● **Given exercise**:
Nothing may be dropped or altered: reproduce all the data.

● **Data supplied**:

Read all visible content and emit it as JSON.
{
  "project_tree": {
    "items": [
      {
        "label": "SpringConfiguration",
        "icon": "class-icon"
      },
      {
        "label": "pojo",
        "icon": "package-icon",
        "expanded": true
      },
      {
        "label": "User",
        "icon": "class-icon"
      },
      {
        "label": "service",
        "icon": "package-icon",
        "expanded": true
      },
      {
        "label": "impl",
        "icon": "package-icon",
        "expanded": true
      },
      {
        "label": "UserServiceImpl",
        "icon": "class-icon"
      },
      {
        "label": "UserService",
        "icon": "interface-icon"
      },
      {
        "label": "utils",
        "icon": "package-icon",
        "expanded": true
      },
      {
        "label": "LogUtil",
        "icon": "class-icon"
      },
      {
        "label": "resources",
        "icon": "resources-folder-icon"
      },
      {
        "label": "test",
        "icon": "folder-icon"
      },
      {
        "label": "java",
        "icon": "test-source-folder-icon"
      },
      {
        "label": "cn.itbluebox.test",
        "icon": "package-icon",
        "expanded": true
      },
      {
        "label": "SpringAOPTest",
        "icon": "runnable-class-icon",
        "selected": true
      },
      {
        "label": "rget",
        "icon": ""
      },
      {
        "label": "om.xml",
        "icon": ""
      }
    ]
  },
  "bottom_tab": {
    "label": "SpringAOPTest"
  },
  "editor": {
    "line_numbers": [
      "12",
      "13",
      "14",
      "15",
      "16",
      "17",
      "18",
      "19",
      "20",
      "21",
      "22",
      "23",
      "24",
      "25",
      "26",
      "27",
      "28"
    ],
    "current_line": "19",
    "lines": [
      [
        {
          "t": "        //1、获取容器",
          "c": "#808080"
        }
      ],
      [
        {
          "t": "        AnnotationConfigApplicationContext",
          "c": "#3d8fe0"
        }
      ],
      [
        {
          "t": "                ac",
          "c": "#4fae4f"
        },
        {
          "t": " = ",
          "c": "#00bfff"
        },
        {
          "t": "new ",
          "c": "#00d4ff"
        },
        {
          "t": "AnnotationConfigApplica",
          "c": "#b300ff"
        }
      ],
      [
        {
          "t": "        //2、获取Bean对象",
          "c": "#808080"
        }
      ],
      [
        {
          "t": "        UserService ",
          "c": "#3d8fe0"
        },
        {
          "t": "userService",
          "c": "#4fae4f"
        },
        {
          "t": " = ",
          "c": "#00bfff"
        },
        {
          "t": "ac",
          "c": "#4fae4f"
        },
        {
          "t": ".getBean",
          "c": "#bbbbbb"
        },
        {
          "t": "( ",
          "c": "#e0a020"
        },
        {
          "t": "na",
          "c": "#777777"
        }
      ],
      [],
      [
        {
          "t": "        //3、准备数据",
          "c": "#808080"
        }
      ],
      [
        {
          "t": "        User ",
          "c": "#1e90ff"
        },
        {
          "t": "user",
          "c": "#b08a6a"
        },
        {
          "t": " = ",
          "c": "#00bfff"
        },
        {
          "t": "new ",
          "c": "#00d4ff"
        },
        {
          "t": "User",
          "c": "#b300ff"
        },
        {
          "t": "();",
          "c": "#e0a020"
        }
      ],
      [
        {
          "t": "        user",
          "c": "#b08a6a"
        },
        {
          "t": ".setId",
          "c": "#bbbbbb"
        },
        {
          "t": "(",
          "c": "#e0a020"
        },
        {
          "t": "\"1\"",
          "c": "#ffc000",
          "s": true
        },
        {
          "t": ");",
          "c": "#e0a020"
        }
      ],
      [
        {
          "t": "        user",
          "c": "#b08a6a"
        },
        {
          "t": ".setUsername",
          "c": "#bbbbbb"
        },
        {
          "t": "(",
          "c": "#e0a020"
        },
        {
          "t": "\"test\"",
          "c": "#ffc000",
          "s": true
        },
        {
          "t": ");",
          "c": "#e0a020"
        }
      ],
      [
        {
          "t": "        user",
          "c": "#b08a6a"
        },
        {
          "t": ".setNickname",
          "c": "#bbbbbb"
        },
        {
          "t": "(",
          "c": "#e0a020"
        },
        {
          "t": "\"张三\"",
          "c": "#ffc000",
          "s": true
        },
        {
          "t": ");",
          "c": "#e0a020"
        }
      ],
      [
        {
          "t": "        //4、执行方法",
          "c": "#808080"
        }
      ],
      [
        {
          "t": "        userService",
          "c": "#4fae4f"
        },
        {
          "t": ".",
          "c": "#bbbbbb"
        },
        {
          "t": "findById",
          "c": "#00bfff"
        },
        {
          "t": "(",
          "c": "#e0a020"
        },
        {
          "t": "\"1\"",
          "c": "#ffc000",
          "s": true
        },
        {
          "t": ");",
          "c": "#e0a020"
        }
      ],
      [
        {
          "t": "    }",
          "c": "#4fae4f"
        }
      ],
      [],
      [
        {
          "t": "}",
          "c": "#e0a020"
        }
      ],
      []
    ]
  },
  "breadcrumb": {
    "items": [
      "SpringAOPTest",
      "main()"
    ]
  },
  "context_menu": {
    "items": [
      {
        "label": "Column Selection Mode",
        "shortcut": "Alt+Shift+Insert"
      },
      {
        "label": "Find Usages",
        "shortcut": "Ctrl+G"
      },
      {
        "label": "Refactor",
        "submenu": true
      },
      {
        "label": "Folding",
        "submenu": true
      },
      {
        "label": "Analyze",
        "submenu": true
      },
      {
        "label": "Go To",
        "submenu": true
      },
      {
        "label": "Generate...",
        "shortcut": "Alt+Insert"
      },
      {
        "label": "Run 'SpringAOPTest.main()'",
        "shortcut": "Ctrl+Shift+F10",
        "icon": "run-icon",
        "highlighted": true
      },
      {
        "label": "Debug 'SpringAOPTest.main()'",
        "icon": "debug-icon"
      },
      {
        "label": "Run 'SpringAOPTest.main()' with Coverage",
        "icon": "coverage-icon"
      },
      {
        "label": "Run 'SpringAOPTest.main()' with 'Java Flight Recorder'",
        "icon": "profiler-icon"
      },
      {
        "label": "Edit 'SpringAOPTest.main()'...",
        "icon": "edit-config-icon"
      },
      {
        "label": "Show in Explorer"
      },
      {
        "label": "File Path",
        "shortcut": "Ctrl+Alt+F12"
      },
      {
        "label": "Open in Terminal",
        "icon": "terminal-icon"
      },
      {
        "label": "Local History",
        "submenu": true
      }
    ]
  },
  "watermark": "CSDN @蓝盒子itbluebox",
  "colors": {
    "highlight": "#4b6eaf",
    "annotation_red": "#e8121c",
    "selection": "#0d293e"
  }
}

● **The answer**:
Read all visible content and emit it as JSON.
{
  "project_tree": {
    "items": [
      {
        "label": "SpringConfiguration",
        "icon": "class-icon"
      },
      {
        "label": "pojo",
        "icon": "package-icon",
        "expanded": true
      },
      {
        "label": "User",
        "icon": "class-icon"
      },
      {
        "label": "service",
        "icon": "package-icon",
        "expanded": true
      },
      {
        "label": "impl",
        "icon": "package-icon",
        "expanded": true
      },
      {
        "label": "UserServiceImpl",
        "icon": "class-icon"
      },
      {
        "label": "UserService",
        "icon": "interface-icon"
      },
      {
        "label": "utils",
        "icon": "package-icon",
        "expanded": true
      },
      {
        "label": "LogUtil",
        "icon": "class-icon"
      },
      {
        "label": "resources",
        "icon": "resources-folder-icon"
      },
      {
        "label": "test",
        "icon": "folder-icon"
      },
      {
        "label": "java",
        "icon": "test-source-folder-icon"
      },
      {
        "label": "cn.itbluebox.test",
        "icon": "package-icon",
        "expanded": true
      },
      {
        "label": "SpringAOPTest",
        "icon": "runnable-class-icon",
        "selected": true
      },
      {
        "label": "rget",
        "icon": ""
      },
      {
        "label": "om.xml",
        "icon": ""
      }
    ]
  },
  "bottom_tab": {
    "label": "SpringAOPTest"
  },
  "editor": {
    "line_numbers": [
      "12",
      "13",
      "14",
      "15",
      "16",
      "17",
      "18",
      "19",
      "20",
      "21",
      "22",
      "23",
      "24",
      "25",
      "26",
      "27",
      "28"
    ],
    "current_line": "19",
    "lines": [
      [
        {
          "t": "        //1、获取容器",
          "c": "#808080"
        }
      ],
      [
        {
          "t": "        AnnotationConfigApplicationContext",
          "c": "#3d8fe0"
        }
      ],
      [
        {
          "t": "                ac",
          "c": "#4fae4f"
        },
        {
          "t": " = ",
          "c": "#00bfff"
        },
        {
          "t": "new ",
          "c": "#00d4ff"
        },
        {
          "t": "AnnotationConfigApplica",
          "c": "#b300ff"
        }
      ],
      [
        {
          "t": "        //2、获取Bean对象",
          "c": "#808080"
        }
      ],
      [
        {
          "t": "        UserService ",
          "c": "#3d8fe0"
        },
        {
          "t": "userService",
          "c": "#4fae4f"
        },
        {
          "t": " = ",
          "c": "#00bfff"
        },
        {
          "t": "ac",
          "c": "#4fae4f"
        },
        {
          "t": ".getBean",
          "c": "#bbbbbb"
        },
        {
          "t": "( ",
          "c": "#e0a020"
        },
        {
          "t": "na",
          "c": "#777777"
        }
      ],
      [],
      [
        {
          "t": "        //3、准备数据",
          "c": "#808080"
        }
      ],
      [
        {
          "t": "        User ",
          "c": "#1e90ff"
        },
        {
          "t": "user",
          "c": "#b08a6a"
        },
        {
          "t": " = ",
          "c": "#00bfff"
        },
        {
          "t": "new ",
          "c": "#00d4ff"
        },
        {
          "t": "User",
          "c": "#b300ff"
        },
        {
          "t": "();",
          "c": "#e0a020"
        }
      ],
      [
        {
          "t": "        user",
          "c": "#b08a6a"
        },
        {
          "t": ".setId",
          "c": "#bbbbbb"
        },
        {
          "t": "(",
          "c": "#e0a020"
        },
        {
          "t": "\"1\"",
          "c": "#ffc000",
          "s": true
        },
        {
          "t": ");",
          "c": "#e0a020"
        }
      ],
      [
        {
          "t": "        user",
          "c": "#b08a6a"
        },
        {
          "t": ".setUsername",
          "c": "#bbbbbb"
        },
        {
          "t": "(",
          "c": "#e0a020"
        },
        {
          "t": "\"test\"",
          "c": "#ffc000",
          "s": true
        },
        {
          "t": ");",
          "c": "#e0a020"
        }
      ],
      [
        {
          "t": "        user",
          "c": "#b08a6a"
        },
        {
          "t": ".setNickname",
          "c": "#bbbbbb"
        },
        {
          "t": "(",
          "c": "#e0a020"
        },
        {
          "t": "\"张三\"",
          "c": "#ffc000",
          "s": true
        },
        {
          "t": ");",
          "c": "#e0a020"
        }
      ],
      [
        {
          "t": "        //4、执行方法",
          "c": "#808080"
        }
      ],
      [
        {
          "t": "        userService",
          "c": "#4fae4f"
        },
        {
          "t": ".",
          "c": "#bbbbbb"
        },
        {
          "t": "findById",
          "c": "#00bfff"
        },
        {
          "t": "(",
          "c": "#e0a020"
        },
        {
          "t": "\"1\"",
          "c": "#ffc000",
          "s": true
        },
        {
          "t": ");",
          "c": "#e0a020"
        }
      ],
      [
        {
          "t": "    }",
          "c": "#4fae4f"
        }
      ],
      [],
      [
        {
          "t": "}",
          "c": "#e0a020"
        }
      ],
      []
    ]
  },
  "breadcrumb": {
    "items": [
      "SpringAOPTest",
      "main()"
    ]
  },
  "context_menu": {
    "items": [
      {
        "label": "Column Selection Mode",
        "shortcut": "Alt+Shift+Insert"
      },
      {
        "label": "Find Usages",
        "shortcut": "Ctrl+G"
      },
      {
        "label": "Refactor",
        "submenu": true
      },
      {
        "label": "Folding",
        "submenu": true
      },
      {
        "label": "Analyze",
        "submenu": true
      },
      {
        "label": "Go To",
        "submenu": true
      },
      {
        "label": "Generate...",
        "shortcut": "Alt+Insert"
      },
      {
        "label": "Run 'SpringAOPTest.main()'",
        "shortcut": "Ctrl+Shift+F10",
        "icon": "run-icon",
        "highlighted": true
      },
      {
        "label": "Debug 'SpringAOPTest.main()'",
        "icon": "debug-icon"
      },
      {
        "label": "Run 'SpringAOPTest.main()' with Coverage",
        "icon": "coverage-icon"
      },
      {
        "label": "Run 'SpringAOPTest.main()' with 'Java Flight Recorder'",
        "icon": "profiler-icon"
      },
      {
        "label": "Edit 'SpringAOPTest.main()'...",
        "icon": "edit-config-icon"
      },
      {
        "label": "Show in Explorer"
      },
      {
        "label": "File Path",
        "shortcut": "Ctrl+Alt+F12"
      },
      {
        "label": "Open in Terminal",
        "icon": "terminal-icon"
      },
      {
        "label": "Local History",
        "submenu": true
      }
    ]
  },
  "watermark": "CSDN @蓝盒子itbluebox",
  "colors": {
    "highlight": "#4b6eaf",
    "annotation_red": "#e8121c",
    "selection": "#0d293e"
  }
}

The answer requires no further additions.